**To be done**
Every entry below should be repeated exactly; the pictures should not.

(Data items)
....................
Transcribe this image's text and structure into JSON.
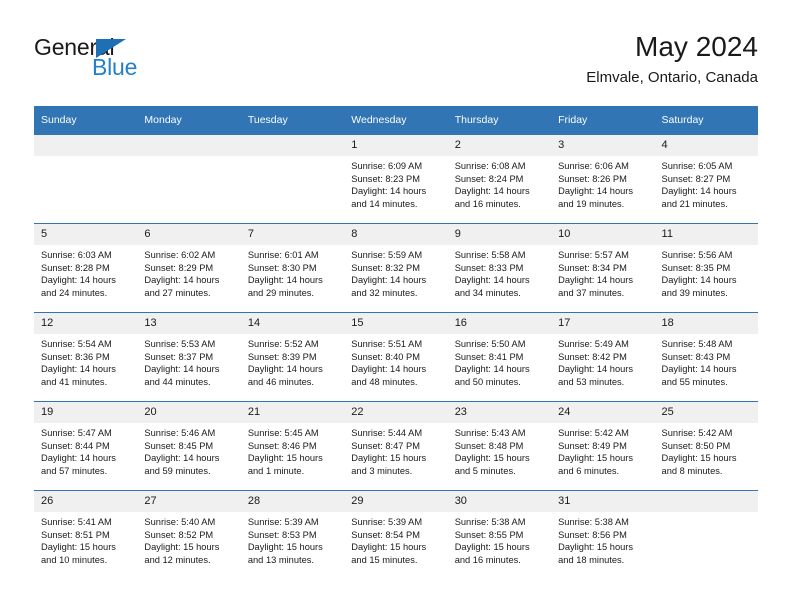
{
  "brand": {
    "name_top": "General",
    "name_bottom": "Blue",
    "accent_color": "#2480c8",
    "triangle_color": "#1f6fb5"
  },
  "header": {
    "title": "May 2024",
    "subtitle": "Elmvale, Ontario, Canada"
  },
  "calendar": {
    "header_bg": "#3175b4",
    "daynum_bg": "#f0f0f0",
    "weekday_headers": [
      "Sunday",
      "Monday",
      "Tuesday",
      "Wednesday",
      "Thursday",
      "Friday",
      "Saturday"
    ],
    "weeks": [
      [
        {
          "empty": true
        },
        {
          "empty": true
        },
        {
          "empty": true
        },
        {
          "day": "1",
          "sunrise": "Sunrise: 6:09 AM",
          "sunset": "Sunset: 8:23 PM",
          "daylight_line1": "Daylight: 14 hours",
          "daylight_line2": "and 14 minutes."
        },
        {
          "day": "2",
          "sunrise": "Sunrise: 6:08 AM",
          "sunset": "Sunset: 8:24 PM",
          "daylight_line1": "Daylight: 14 hours",
          "daylight_line2": "and 16 minutes."
        },
        {
          "day": "3",
          "sunrise": "Sunrise: 6:06 AM",
          "sunset": "Sunset: 8:26 PM",
          "daylight_line1": "Daylight: 14 hours",
          "daylight_line2": "and 19 minutes."
        },
        {
          "day": "4",
          "sunrise": "Sunrise: 6:05 AM",
          "sunset": "Sunset: 8:27 PM",
          "daylight_line1": "Daylight: 14 hours",
          "daylight_line2": "and 21 minutes."
        }
      ],
      [
        {
          "day": "5",
          "sunrise": "Sunrise: 6:03 AM",
          "sunset": "Sunset: 8:28 PM",
          "daylight_line1": "Daylight: 14 hours",
          "daylight_line2": "and 24 minutes."
        },
        {
          "day": "6",
          "sunrise": "Sunrise: 6:02 AM",
          "sunset": "Sunset: 8:29 PM",
          "daylight_line1": "Daylight: 14 hours",
          "daylight_line2": "and 27 minutes."
        },
        {
          "day": "7",
          "sunrise": "Sunrise: 6:01 AM",
          "sunset": "Sunset: 8:30 PM",
          "daylight_line1": "Daylight: 14 hours",
          "daylight_line2": "and 29 minutes."
        },
        {
          "day": "8",
          "sunrise": "Sunrise: 5:59 AM",
          "sunset": "Sunset: 8:32 PM",
          "daylight_line1": "Daylight: 14 hours",
          "daylight_line2": "and 32 minutes."
        },
        {
          "day": "9",
          "sunrise": "Sunrise: 5:58 AM",
          "sunset": "Sunset: 8:33 PM",
          "daylight_line1": "Daylight: 14 hours",
          "daylight_line2": "and 34 minutes."
        },
        {
          "day": "10",
          "sunrise": "Sunrise: 5:57 AM",
          "sunset": "Sunset: 8:34 PM",
          "daylight_line1": "Daylight: 14 hours",
          "daylight_line2": "and 37 minutes."
        },
        {
          "day": "11",
          "sunrise": "Sunrise: 5:56 AM",
          "sunset": "Sunset: 8:35 PM",
          "daylight_line1": "Daylight: 14 hours",
          "daylight_line2": "and 39 minutes."
        }
      ],
      [
        {
          "day": "12",
          "sunrise": "Sunrise: 5:54 AM",
          "sunset": "Sunset: 8:36 PM",
          "daylight_line1": "Daylight: 14 hours",
          "daylight_line2": "and 41 minutes."
        },
        {
          "day": "13",
          "sunrise": "Sunrise: 5:53 AM",
          "sunset": "Sunset: 8:37 PM",
          "daylight_line1": "Daylight: 14 hours",
          "daylight_line2": "and 44 minutes."
        },
        {
          "day": "14",
          "sunrise": "Sunrise: 5:52 AM",
          "sunset": "Sunset: 8:39 PM",
          "daylight_line1": "Daylight: 14 hours",
          "daylight_line2": "and 46 minutes."
        },
        {
          "day": "15",
          "sunrise": "Sunrise: 5:51 AM",
          "sunset": "Sunset: 8:40 PM",
          "daylight_line1": "Daylight: 14 hours",
          "daylight_line2": "and 48 minutes."
        },
        {
          "day": "16",
          "sunrise": "Sunrise: 5:50 AM",
          "sunset": "Sunset: 8:41 PM",
          "daylight_line1": "Daylight: 14 hours",
          "daylight_line2": "and 50 minutes."
        },
        {
          "day": "17",
          "sunrise": "Sunrise: 5:49 AM",
          "sunset": "Sunset: 8:42 PM",
          "daylight_line1": "Daylight: 14 hours",
          "daylight_line2": "and 53 minutes."
        },
        {
          "day": "18",
          "sunrise": "Sunrise: 5:48 AM",
          "sunset": "Sunset: 8:43 PM",
          "daylight_line1": "Daylight: 14 hours",
          "daylight_line2": "and 55 minutes."
        }
      ],
      [
        {
          "day": "19",
          "sunrise": "Sunrise: 5:47 AM",
          "sunset": "Sunset: 8:44 PM",
          "daylight_line1": "Daylight: 14 hours",
          "daylight_line2": "and 57 minutes."
        },
        {
          "day": "20",
          "sunrise": "Sunrise: 5:46 AM",
          "sunset": "Sunset: 8:45 PM",
          "daylight_line1": "Daylight: 14 hours",
          "daylight_line2": "and 59 minutes."
        },
        {
          "day": "21",
          "sunrise": "Sunrise: 5:45 AM",
          "sunset": "Sunset: 8:46 PM",
          "daylight_line1": "Daylight: 15 hours",
          "daylight_line2": "and 1 minute."
        },
        {
          "day": "22",
          "sunrise": "Sunrise: 5:44 AM",
          "sunset": "Sunset: 8:47 PM",
          "daylight_line1": "Daylight: 15 hours",
          "daylight_line2": "and 3 minutes."
        },
        {
          "day": "23",
          "sunrise": "Sunrise: 5:43 AM",
          "sunset": "Sunset: 8:48 PM",
          "daylight_line1": "Daylight: 15 hours",
          "daylight_line2": "and 5 minutes."
        },
        {
          "day": "24",
          "sunrise": "Sunrise: 5:42 AM",
          "sunset": "Sunset: 8:49 PM",
          "daylight_line1": "Daylight: 15 hours",
          "daylight_line2": "and 6 minutes."
        },
        {
          "day": "25",
          "sunrise": "Sunrise: 5:42 AM",
          "sunset": "Sunset: 8:50 PM",
          "daylight_line1": "Daylight: 15 hours",
          "daylight_line2": "and 8 minutes."
        }
      ],
      [
        {
          "day": "26",
          "sunrise": "Sunrise: 5:41 AM",
          "sunset": "Sunset: 8:51 PM",
          "daylight_line1": "Daylight: 15 hours",
          "daylight_line2": "and 10 minutes."
        },
        {
          "day": "27",
          "sunrise": "Sunrise: 5:40 AM",
          "sunset": "Sunset: 8:52 PM",
          "daylight_line1": "Daylight: 15 hours",
          "daylight_line2": "and 12 minutes."
        },
        {
          "day": "28",
          "sunrise": "Sunrise: 5:39 AM",
          "sunset": "Sunset: 8:53 PM",
          "daylight_line1": "Daylight: 15 hours",
          "daylight_line2": "and 13 minutes."
        },
        {
          "day": "29",
          "sunrise": "Sunrise: 5:39 AM",
          "sunset": "Sunset: 8:54 PM",
          "daylight_line1": "Daylight: 15 hours",
          "daylight_line2": "and 15 minutes."
        },
        {
          "day": "30",
          "sunrise": "Sunrise: 5:38 AM",
          "sunset": "Sunset: 8:55 PM",
          "daylight_line1": "Daylight: 15 hours",
          "daylight_line2": "and 16 minutes."
        },
        {
          "day": "31",
          "sunrise": "Sunrise: 5:38 AM",
          "sunset": "Sunset: 8:56 PM",
          "daylight_line1": "Daylight: 15 hours",
          "daylight_line2": "and 18 minutes."
        },
        {
          "empty": true
        }
      ]
    ]
  }
}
....................
**The output**
Transcribe this image's text and structure into JSON.
{
  "brand": {
    "name_top": "General",
    "name_bottom": "Blue",
    "accent_color": "#2480c8",
    "triangle_color": "#1f6fb5"
  },
  "header": {
    "title": "May 2024",
    "subtitle": "Elmvale, Ontario, Canada"
  },
  "calendar": {
    "header_bg": "#3175b4",
    "daynum_bg": "#f0f0f0",
    "weekday_headers": [
      "Sunday",
      "Monday",
      "Tuesday",
      "Wednesday",
      "Thursday",
      "Friday",
      "Saturday"
    ],
    "weeks": [
      [
        {
          "empty": true
        },
        {
          "empty": true
        },
        {
          "empty": true
        },
        {
          "day": "1",
          "sunrise": "Sunrise: 6:09 AM",
          "sunset": "Sunset: 8:23 PM",
          "daylight_line1": "Daylight: 14 hours",
          "daylight_line2": "and 14 minutes."
        },
        {
          "day": "2",
          "sunrise": "Sunrise: 6:08 AM",
          "sunset": "Sunset: 8:24 PM",
          "daylight_line1": "Daylight: 14 hours",
          "daylight_line2": "and 16 minutes."
        },
        {
          "day": "3",
          "sunrise": "Sunrise: 6:06 AM",
          "sunset": "Sunset: 8:26 PM",
          "daylight_line1": "Daylight: 14 hours",
          "daylight_line2": "and 19 minutes."
        },
        {
          "day": "4",
          "sunrise": "Sunrise: 6:05 AM",
          "sunset": "Sunset: 8:27 PM",
          "daylight_line1": "Daylight: 14 hours",
          "daylight_line2": "and 21 minutes."
        }
      ],
      [
        {
          "day": "5",
          "sunrise": "Sunrise: 6:03 AM",
          "sunset": "Sunset: 8:28 PM",
          "daylight_line1": "Daylight: 14 hours",
          "daylight_line2": "and 24 minutes."
        },
        {
          "day": "6",
          "sunrise": "Sunrise: 6:02 AM",
          "sunset": "Sunset: 8:29 PM",
          "daylight_line1": "Daylight: 14 hours",
          "daylight_line2": "and 27 minutes."
        },
        {
          "day": "7",
          "sunrise": "Sunrise: 6:01 AM",
          "sunset": "Sunset: 8:30 PM",
          "daylight_line1": "Daylight: 14 hours",
          "daylight_line2": "and 29 minutes."
        },
        {
          "day": "8",
          "sunrise": "Sunrise: 5:59 AM",
          "sunset": "Sunset: 8:32 PM",
          "daylight_line1": "Daylight: 14 hours",
          "daylight_line2": "and 32 minutes."
        },
        {
          "day": "9",
          "sunrise": "Sunrise: 5:58 AM",
          "sunset": "Sunset: 8:33 PM",
          "daylight_line1": "Daylight: 14 hours",
          "daylight_line2": "and 34 minutes."
        },
        {
          "day": "10",
          "sunrise": "Sunrise: 5:57 AM",
          "sunset": "Sunset: 8:34 PM",
          "daylight_line1": "Daylight: 14 hours",
          "daylight_line2": "and 37 minutes."
        },
        {
          "day": "11",
          "sunrise": "Sunrise: 5:56 AM",
          "sunset": "Sunset: 8:35 PM",
          "daylight_line1": "Daylight: 14 hours",
          "daylight_line2": "and 39 minutes."
        }
      ],
      [
        {
          "day": "12",
          "sunrise": "Sunrise: 5:54 AM",
          "sunset": "Sunset: 8:36 PM",
          "daylight_line1": "Daylight: 14 hours",
          "daylight_line2": "and 41 minutes."
        },
        {
          "day": "13",
          "sunrise": "Sunrise: 5:53 AM",
          "sunset": "Sunset: 8:37 PM",
          "daylight_line1": "Daylight: 14 hours",
          "daylight_line2": "and 44 minutes."
        },
        {
          "day": "14",
          "sunrise": "Sunrise: 5:52 AM",
          "sunset": "Sunset: 8:39 PM",
          "daylight_line1": "Daylight: 14 hours",
          "daylight_line2": "and 46 minutes."
        },
        {
          "day": "15",
          "sunrise": "Sunrise: 5:51 AM",
          "sunset": "Sunset: 8:40 PM",
          "daylight_line1": "Daylight: 14 hours",
          "daylight_line2": "and 48 minutes."
        },
        {
          "day": "16",
          "sunrise": "Sunrise: 5:50 AM",
          "sunset": "Sunset: 8:41 PM",
          "daylight_line1": "Daylight: 14 hours",
          "daylight_line2": "and 50 minutes."
        },
        {
          "day": "17",
          "sunrise": "Sunrise: 5:49 AM",
          "sunset": "Sunset: 8:42 PM",
          "daylight_line1": "Daylight: 14 hours",
          "daylight_line2": "and 53 minutes."
        },
        {
          "day": "18",
          "sunrise": "Sunrise: 5:48 AM",
          "sunset": "Sunset: 8:43 PM",
          "daylight_line1": "Daylight: 14 hours",
          "daylight_line2": "and 55 minutes."
        }
      ],
      [
        {
          "day": "19",
          "sunrise": "Sunrise: 5:47 AM",
          "sunset": "Sunset: 8:44 PM",
          "daylight_line1": "Daylight: 14 hours",
          "daylight_line2": "and 57 minutes."
        },
        {
          "day": "20",
          "sunrise": "Sunrise: 5:46 AM",
          "sunset": "Sunset: 8:45 PM",
          "daylight_line1": "Daylight: 14 hours",
          "daylight_line2": "and 59 minutes."
        },
        {
          "day": "21",
          "sunrise": "Sunrise: 5:45 AM",
          "sunset": "Sunset: 8:46 PM",
          "daylight_line1": "Daylight: 15 hours",
          "daylight_line2": "and 1 minute."
        },
        {
          "day": "22",
          "sunrise": "Sunrise: 5:44 AM",
          "sunset": "Sunset: 8:47 PM",
          "daylight_line1": "Daylight: 15 hours",
          "daylight_line2": "and 3 minutes."
        },
        {
          "day": "23",
          "sunrise": "Sunrise: 5:43 AM",
          "sunset": "Sunset: 8:48 PM",
          "daylight_line1": "Daylight: 15 hours",
          "daylight_line2": "and 5 minutes."
        },
        {
          "day": "24",
          "sunrise": "Sunrise: 5:42 AM",
          "sunset": "Sunset: 8:49 PM",
          "daylight_line1": "Daylight: 15 hours",
          "daylight_line2": "and 6 minutes."
        },
        {
          "day": "25",
          "sunrise": "Sunrise: 5:42 AM",
          "sunset": "Sunset: 8:50 PM",
          "daylight_line1": "Daylight: 15 hours",
          "daylight_line2": "and 8 minutes."
        }
      ],
      [
        {
          "day": "26",
          "sunrise": "Sunrise: 5:41 AM",
          "sunset": "Sunset: 8:51 PM",
          "daylight_line1": "Daylight: 15 hours",
          "daylight_line2": "and 10 minutes."
        },
        {
          "day": "27",
          "sunrise": "Sunrise: 5:40 AM",
          "sunset": "Sunset: 8:52 PM",
          "daylight_line1": "Daylight: 15 hours",
          "daylight_line2": "and 12 minutes."
        },
        {
          "day": "28",
          "sunrise": "Sunrise: 5:39 AM",
          "sunset": "Sunset: 8:53 PM",
          "daylight_line1": "Daylight: 15 hours",
          "daylight_line2": "and 13 minutes."
        },
        {
          "day": "29",
          "sunrise": "Sunrise: 5:39 AM",
          "sunset": "Sunset: 8:54 PM",
          "daylight_line1": "Daylight: 15 hours",
          "daylight_line2": "and 15 minutes."
        },
        {
          "day": "30",
          "sunrise": "Sunrise: 5:38 AM",
          "sunset": "Sunset: 8:55 PM",
          "daylight_line1": "Daylight: 15 hours",
          "daylight_line2": "and 16 minutes."
        },
        {
          "day": "31",
          "sunrise": "Sunrise: 5:38 AM",
          "sunset": "Sunset: 8:56 PM",
          "daylight_line1": "Daylight: 15 hours",
          "daylight_line2": "and 18 minutes."
        },
        {
          "empty": true
        }
      ]
    ]
  }
}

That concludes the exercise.